BEGIN PROVIDED TEXT

Ceiners Jackson et al., Appellants, v. Marvell School District No. 22 et al., Appellees.earlis Jackson et al., Appellants, v. Marvell School District No. 22 et al., Appellees, 425 F.2d 211 (8th Cir. 1970)Annotate this Case
Rehearing Denied May 18, 1970
John W. Walker, of Walker, Rotenberry, Kaplan, Lavey & Hollingsworth, Little Rock, Ark., for appellants; Philip E. Kaplan, Little Rock, Ark., and Jack Greenberg, James M. Nabrit, III, and Norman Chachkin, New York City, on the brief.
Robert V. Light, Little Rock, Ark., for appellees; Herschel H. Friday and G. Ross Smith, Little Rock, Ark., on the brief.
Before MATTHES, LAY and HEANEY, Circuit Judges.
This is the third time we are required to determine whether the appellee school district has adopted and placed into effect a plan for fully desegregating its schools.
In Jackson II, decided on October 2, 1969, reported at 416 F.2d 380, 8 Cir., we reversed the judgment of the district court and directed it "to require the Marvell School District to file * * * a plan which will convert the present organization of the public schools of Marvell to a unitary, nonracial system. The plan shall eliminate all vestiges of the freedom-of-choice provisions and shall be fully implemented and become effective no later than January 19, 1970." Id. at 385.
On remand, the district court entered an order on October 16, 1969, directing the district to submit a plan not later than December 1, 1969, and granting plaintiffs 20 days thereafter to respond. In compliance with that order, the district filed a report in which it proposed to restructure the schools beginning January 19, 1970, as follows: (a) all students in grades 1 through 3 were to be assigned to the site now known as Marvell Elementary School; (b) all students in grades 4 through 9 were to be assigned to the site now known as Tate Elementary School and Tate High School; (c) all students in grades 10 through 12 were to be assigned to the site now known as Marvell High School; (d) all faculty members willing to remain were to be retained and will be so assigned as to realize the maximum utilization of their training and experience without regard to their race.

END PROVIDED TEXT
BEGIN SUPPLIED MATERIAL

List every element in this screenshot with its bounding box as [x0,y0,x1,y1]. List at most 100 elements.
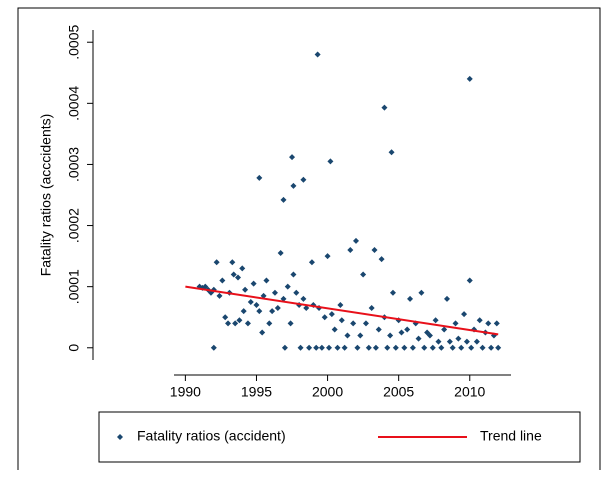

END SUPPLIED MATERIAL

**DIRECTIONS:** Reproduce the Marvell School District court opinion word for word, from "Ceiners Jackson et" up to and including "Ark., on the brief.".

**THE RESPONSE:**
Ceiners Jackson et al., Appellants, v. Marvell School District No. 22 et al., Appellees.earlis Jackson et al., Appellants, v. Marvell School District No. 22 et al., Appellees, 425 F.2d 211 (8th Cir. 1970)Annotate this Case
Rehearing Denied May 18, 1970
John W. Walker, of Walker, Rotenberry, Kaplan, Lavey & Hollingsworth, Little Rock, Ark., for appellants; Philip E. Kaplan, Little Rock, Ark., and Jack Greenberg, James M. Nabrit, III, and Norman Chachkin, New York City, on the brief.
Robert V. Light, Little Rock, Ark., for appellees; Herschel H. Friday and G. Ross Smith, Little Rock, Ark., on the brief.